What to produce: Quote, without change, all of the lines that follow.

[Rows from a dataset]
※

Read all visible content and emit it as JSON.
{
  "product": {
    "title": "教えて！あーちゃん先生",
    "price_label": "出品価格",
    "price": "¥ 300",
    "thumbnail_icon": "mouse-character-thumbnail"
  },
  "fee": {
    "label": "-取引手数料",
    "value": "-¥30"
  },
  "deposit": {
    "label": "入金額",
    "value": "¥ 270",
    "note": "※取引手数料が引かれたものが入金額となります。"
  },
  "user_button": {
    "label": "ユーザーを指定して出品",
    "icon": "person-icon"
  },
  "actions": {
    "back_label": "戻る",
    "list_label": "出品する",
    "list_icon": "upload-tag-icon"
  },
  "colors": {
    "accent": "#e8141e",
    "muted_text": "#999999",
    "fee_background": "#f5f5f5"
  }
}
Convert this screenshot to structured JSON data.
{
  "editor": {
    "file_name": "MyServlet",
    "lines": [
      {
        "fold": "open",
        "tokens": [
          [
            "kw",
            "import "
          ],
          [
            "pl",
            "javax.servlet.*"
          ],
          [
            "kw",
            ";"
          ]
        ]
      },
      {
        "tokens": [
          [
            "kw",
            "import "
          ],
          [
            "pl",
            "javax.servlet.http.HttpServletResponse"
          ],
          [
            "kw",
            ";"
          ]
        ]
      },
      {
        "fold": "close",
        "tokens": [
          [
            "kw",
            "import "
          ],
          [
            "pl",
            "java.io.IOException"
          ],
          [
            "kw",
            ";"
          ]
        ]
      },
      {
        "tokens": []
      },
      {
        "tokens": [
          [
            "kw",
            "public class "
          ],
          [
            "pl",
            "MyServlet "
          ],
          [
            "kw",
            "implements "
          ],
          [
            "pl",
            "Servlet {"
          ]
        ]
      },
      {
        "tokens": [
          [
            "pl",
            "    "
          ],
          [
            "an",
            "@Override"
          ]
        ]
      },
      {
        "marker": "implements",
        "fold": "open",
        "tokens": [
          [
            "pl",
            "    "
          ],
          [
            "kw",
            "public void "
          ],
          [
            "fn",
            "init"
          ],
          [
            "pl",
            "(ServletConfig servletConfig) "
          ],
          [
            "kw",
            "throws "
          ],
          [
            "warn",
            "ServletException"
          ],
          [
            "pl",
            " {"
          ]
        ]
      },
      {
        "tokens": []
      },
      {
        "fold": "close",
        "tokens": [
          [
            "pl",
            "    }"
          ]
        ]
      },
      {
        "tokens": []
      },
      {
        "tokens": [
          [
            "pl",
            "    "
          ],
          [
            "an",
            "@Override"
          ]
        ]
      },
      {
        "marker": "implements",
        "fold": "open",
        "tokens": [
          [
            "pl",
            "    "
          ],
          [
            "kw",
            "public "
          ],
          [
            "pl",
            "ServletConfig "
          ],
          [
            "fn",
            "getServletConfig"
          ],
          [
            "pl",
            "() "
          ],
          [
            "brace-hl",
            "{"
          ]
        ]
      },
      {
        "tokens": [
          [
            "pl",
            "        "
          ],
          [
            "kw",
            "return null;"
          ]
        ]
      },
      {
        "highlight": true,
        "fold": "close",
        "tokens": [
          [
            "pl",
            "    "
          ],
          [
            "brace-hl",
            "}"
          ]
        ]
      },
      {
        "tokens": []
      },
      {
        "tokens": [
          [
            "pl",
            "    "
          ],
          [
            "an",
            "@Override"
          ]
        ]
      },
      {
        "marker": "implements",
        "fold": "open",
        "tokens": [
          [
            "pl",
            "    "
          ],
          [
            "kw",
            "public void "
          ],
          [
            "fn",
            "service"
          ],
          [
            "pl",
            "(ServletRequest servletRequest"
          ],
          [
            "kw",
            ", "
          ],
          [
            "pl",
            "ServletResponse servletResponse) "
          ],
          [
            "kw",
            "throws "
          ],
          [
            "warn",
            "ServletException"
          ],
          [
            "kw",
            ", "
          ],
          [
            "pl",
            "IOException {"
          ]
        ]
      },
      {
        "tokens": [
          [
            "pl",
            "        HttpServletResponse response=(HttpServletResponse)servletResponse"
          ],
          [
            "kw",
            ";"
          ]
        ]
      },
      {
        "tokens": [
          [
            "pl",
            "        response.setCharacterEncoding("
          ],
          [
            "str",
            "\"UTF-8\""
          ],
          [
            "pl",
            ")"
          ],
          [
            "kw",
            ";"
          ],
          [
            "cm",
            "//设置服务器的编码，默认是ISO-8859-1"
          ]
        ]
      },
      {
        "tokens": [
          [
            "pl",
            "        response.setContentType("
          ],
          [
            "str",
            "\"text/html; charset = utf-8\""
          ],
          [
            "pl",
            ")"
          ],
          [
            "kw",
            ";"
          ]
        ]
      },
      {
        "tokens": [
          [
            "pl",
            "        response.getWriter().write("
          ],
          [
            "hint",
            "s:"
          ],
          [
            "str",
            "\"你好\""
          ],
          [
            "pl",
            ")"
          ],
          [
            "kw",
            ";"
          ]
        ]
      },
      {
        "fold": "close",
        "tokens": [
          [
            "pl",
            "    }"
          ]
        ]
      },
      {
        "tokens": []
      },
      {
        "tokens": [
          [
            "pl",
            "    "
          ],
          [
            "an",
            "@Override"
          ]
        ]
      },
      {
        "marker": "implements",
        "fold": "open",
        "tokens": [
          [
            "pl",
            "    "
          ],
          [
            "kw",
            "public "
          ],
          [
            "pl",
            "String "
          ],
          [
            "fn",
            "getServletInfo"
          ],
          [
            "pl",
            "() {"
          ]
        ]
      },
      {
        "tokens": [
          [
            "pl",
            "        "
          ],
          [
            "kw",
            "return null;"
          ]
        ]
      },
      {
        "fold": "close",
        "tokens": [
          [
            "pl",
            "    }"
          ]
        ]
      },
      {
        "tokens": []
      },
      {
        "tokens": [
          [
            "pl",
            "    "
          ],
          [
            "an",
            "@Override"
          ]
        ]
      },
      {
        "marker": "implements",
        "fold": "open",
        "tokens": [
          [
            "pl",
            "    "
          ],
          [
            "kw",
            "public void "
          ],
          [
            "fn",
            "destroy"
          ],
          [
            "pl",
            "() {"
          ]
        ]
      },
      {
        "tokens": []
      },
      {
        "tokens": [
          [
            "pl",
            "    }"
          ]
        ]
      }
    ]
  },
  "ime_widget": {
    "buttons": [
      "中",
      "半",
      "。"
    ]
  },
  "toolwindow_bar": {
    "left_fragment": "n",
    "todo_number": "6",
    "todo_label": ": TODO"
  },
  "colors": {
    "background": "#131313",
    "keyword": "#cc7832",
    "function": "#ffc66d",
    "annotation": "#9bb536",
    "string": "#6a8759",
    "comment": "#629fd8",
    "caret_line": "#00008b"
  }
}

※

Exercise output:
Read all visible content and emit it as JSON.
{
  "product": {
    "title": "教えて！あーちゃん先生",
    "price_label": "出品価格",
    "price": "¥ 300",
    "thumbnail_icon": "mouse-character-thumbnail"
  },
  "fee": {
    "label": "-取引手数料",
    "value": "-¥30"
  },
  "deposit": {
    "label": "入金額",
    "value": "¥ 270",
    "note": "※取引手数料が引かれたものが入金額となります。"
  },
  "user_button": {
    "label": "ユーザーを指定して出品",
    "icon": "person-icon"
  },
  "actions": {
    "back_label": "戻る",
    "list_label": "出品する",
    "list_icon": "upload-tag-icon"
  },
  "colors": {
    "accent": "#e8141e",
    "muted_text": "#999999",
    "fee_background": "#f5f5f5"
  }
}
Convert this screenshot to structured JSON data.
{
  "editor": {
    "file_name": "MyServlet",
    "lines": [
      {
        "fold": "open",
        "tokens": [
          [
            "kw",
            "import "
          ],
          [
            "pl",
            "javax.servlet.*"
          ],
          [
            "kw",
            ";"
          ]
        ]
      },
      {
        "tokens": [
          [
            "kw",
            "import "
          ],
          [
            "pl",
            "javax.servlet.http.HttpServletResponse"
          ],
          [
            "kw",
            ";"
          ]
        ]
      },
      {
        "fold": "close",
        "tokens": [
          [
            "kw",
            "import "
          ],
          [
            "pl",
            "java.io.IOException"
          ],
          [
            "kw",
            ";"
          ]
        ]
      },
      {
        "tokens": []
      },
      {
        "tokens": [
          [
            "kw",
            "public class "
          ],
          [
            "pl",
            "MyServlet "
          ],
          [
            "kw",
            "implements "
          ],
          [
            "pl",
            "Servlet {"
          ]
        ]
      },
      {
        "tokens": [
          [
            "pl",
            "    "
          ],
          [
            "an",
            "@Override"
          ]
        ]
      },
      {
        "marker": "implements",
        "fold": "open",
        "tokens": [
          [
            "pl",
            "    "
          ],
          [
            "kw",
            "public void "
          ],
          [
            "fn",
            "init"
          ],
          [
            "pl",
            "(ServletConfig servletConfig) "
          ],
          [
            "kw",
            "throws "
          ],
          [
            "warn",
            "ServletException"
          ],
          [
            "pl",
            " {"
          ]
        ]
      },
      {
        "tokens": []
      },
      {
        "fold": "close",
        "tokens": [
          [
            "pl",
            "    }"
          ]
        ]
      },
      {
        "tokens": []
      },
      {
        "tokens": [
          [
            "pl",
            "    "
          ],
          [
            "an",
            "@Override"
          ]
        ]
      },
      {
        "marker": "implements",
        "fold": "open",
        "tokens": [
          [
            "pl",
            "    "
          ],
          [
            "kw",
            "public "
          ],
          [
            "pl",
            "ServletConfig "
          ],
          [
            "fn",
            "getServletConfig"
          ],
          [
            "pl",
            "() "
          ],
          [
            "brace-hl",
            "{"
          ]
        ]
      },
      {
        "tokens": [
          [
            "pl",
            "        "
          ],
          [
            "kw",
            "return null;"
          ]
        ]
      },
      {
        "highlight": true,
        "fold": "close",
        "tokens": [
          [
            "pl",
            "    "
          ],
          [
            "brace-hl",
            "}"
          ]
        ]
      },
      {
        "tokens": []
      },
      {
        "tokens": [
          [
            "pl",
            "    "
          ],
          [
            "an",
            "@Override"
          ]
        ]
      },
      {
        "marker": "implements",
        "fold": "open",
        "tokens": [
          [
            "pl",
            "    "
          ],
          [
            "kw",
            "public void "
          ],
          [
            "fn",
            "service"
          ],
          [
            "pl",
            "(ServletRequest servletRequest"
          ],
          [
            "kw",
            ", "
          ],
          [
            "pl",
            "ServletResponse servletResponse) "
          ],
          [
            "kw",
            "throws "
          ],
          [
            "warn",
            "ServletException"
          ],
          [
            "kw",
            ", "
          ],
          [
            "pl",
            "IOException {"
          ]
        ]
      },
      {
        "tokens": [
          [
            "pl",
            "        HttpServletResponse response=(HttpServletResponse)servletResponse"
          ],
          [
            "kw",
            ";"
          ]
        ]
      },
      {
        "tokens": [
          [
            "pl",
            "        response.setCharacterEncoding("
          ],
          [
            "str",
            "\"UTF-8\""
          ],
          [
            "pl",
            ")"
          ],
          [
            "kw",
            ";"
          ],
          [
            "cm",
            "//设置服务器的编码，默认是ISO-8859-1"
          ]
        ]
      },
      {
        "tokens": [
          [
            "pl",
            "        response.setContentType("
          ],
          [
            "str",
            "\"text/html; charset = utf-8\""
          ],
          [
            "pl",
            ")"
          ],
          [
            "kw",
            ";"
          ]
        ]
      },
      {
        "tokens": [
          [
            "pl",
            "        response.getWriter().write("
          ],
          [
            "hint",
            "s:"
          ],
          [
            "str",
            "\"你好\""
          ],
          [
            "pl",
            ")"
          ],
          [
            "kw",
            ";"
          ]
        ]
      },
      {
        "fold": "close",
        "tokens": [
          [
            "pl",
            "    }"
          ]
        ]
      },
      {
        "tokens": []
      },
      {
        "tokens": [
          [
            "pl",
            "    "
          ],
          [
            "an",
            "@Override"
          ]
        ]
      },
      {
        "marker": "implements",
        "fold": "open",
        "tokens": [
          [
            "pl",
            "    "
          ],
          [
            "kw",
            "public "
          ],
          [
            "pl",
            "String "
          ],
          [
            "fn",
            "getServletInfo"
          ],
          [
            "pl",
            "() {"
          ]
        ]
      },
      {
        "tokens": [
          [
            "pl",
            "        "
          ],
          [
            "kw",
            "return null;"
          ]
        ]
      },
      {
        "fold": "close",
        "tokens": [
          [
            "pl",
            "    }"
          ]
        ]
      },
      {
        "tokens": []
      },
      {
        "tokens": [
          [
            "pl",
            "    "
          ],
          [
            "an",
            "@Override"
          ]
        ]
      },
      {
        "marker": "implements",
        "fold": "open",
        "tokens": [
          [
            "pl",
            "    "
          ],
          [
            "kw",
            "public void "
          ],
          [
            "fn",
            "destroy"
          ],
          [
            "pl",
            "() {"
          ]
        ]
      },
      {
        "tokens": []
      },
      {
        "tokens": [
          [
            "pl",
            "    }"
          ]
        ]
      }
    ]
  },
  "ime_widget": {
    "buttons": [
      "中",
      "半",
      "。"
    ]
  },
  "toolwindow_bar": {
    "left_fragment": "n",
    "todo_number": "6",
    "todo_label": ": TODO"
  },
  "colors": {
    "background": "#131313",
    "keyword": "#cc7832",
    "function": "#ffc66d",
    "annotation": "#9bb536",
    "string": "#6a8759",
    "comment": "#629fd8",
    "caret_line": "#00008b"
  }
}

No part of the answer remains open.